**TASK OBJECTIVE:** Find every line with the word "name" and give their count, nothing else.

..........

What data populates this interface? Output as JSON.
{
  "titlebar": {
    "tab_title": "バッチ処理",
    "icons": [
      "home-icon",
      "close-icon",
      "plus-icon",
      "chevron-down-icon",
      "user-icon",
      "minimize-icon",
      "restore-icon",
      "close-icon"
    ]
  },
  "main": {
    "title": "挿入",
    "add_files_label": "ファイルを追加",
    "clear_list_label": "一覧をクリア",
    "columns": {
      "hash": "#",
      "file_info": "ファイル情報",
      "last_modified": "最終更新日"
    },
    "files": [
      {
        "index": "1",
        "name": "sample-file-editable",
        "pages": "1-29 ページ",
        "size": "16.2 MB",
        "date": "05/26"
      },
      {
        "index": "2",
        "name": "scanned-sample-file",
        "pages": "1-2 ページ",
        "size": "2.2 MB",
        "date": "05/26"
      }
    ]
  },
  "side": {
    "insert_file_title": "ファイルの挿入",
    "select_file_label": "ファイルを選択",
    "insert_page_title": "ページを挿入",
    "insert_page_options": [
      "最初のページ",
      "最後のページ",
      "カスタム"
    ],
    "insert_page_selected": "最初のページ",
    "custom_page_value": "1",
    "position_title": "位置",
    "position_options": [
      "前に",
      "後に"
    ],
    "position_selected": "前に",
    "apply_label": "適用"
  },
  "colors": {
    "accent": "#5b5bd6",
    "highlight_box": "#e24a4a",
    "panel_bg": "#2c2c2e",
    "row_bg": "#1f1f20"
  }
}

..........

**THE OUTPUT:** 2